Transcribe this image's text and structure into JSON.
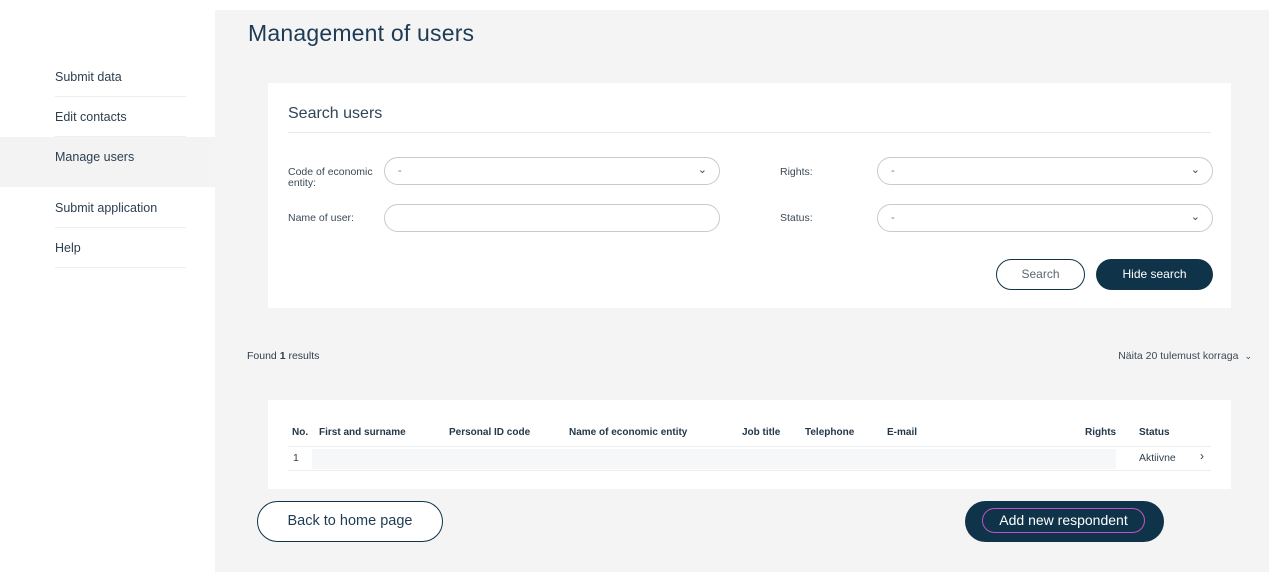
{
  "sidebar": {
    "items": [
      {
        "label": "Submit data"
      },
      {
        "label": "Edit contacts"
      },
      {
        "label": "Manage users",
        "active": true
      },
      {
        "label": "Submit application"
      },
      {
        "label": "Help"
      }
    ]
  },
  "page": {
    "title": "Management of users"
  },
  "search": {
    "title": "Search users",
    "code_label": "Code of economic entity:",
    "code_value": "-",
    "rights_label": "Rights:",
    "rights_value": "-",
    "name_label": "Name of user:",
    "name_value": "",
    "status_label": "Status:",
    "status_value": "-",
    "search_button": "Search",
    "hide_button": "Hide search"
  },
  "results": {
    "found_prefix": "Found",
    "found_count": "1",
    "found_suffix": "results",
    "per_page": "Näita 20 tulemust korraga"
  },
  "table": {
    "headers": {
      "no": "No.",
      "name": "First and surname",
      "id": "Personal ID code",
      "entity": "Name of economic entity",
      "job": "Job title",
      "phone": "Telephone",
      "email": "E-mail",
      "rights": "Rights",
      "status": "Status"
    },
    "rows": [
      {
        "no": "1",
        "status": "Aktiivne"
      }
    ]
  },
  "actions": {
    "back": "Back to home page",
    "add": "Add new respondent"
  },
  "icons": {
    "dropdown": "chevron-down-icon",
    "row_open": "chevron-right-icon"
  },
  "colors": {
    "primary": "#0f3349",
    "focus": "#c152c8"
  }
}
- - -
What needs to be done:
Pick out each line containing "Submit" and report it.

Full response:
        "label": "Submit data"
        "label": "Submit application"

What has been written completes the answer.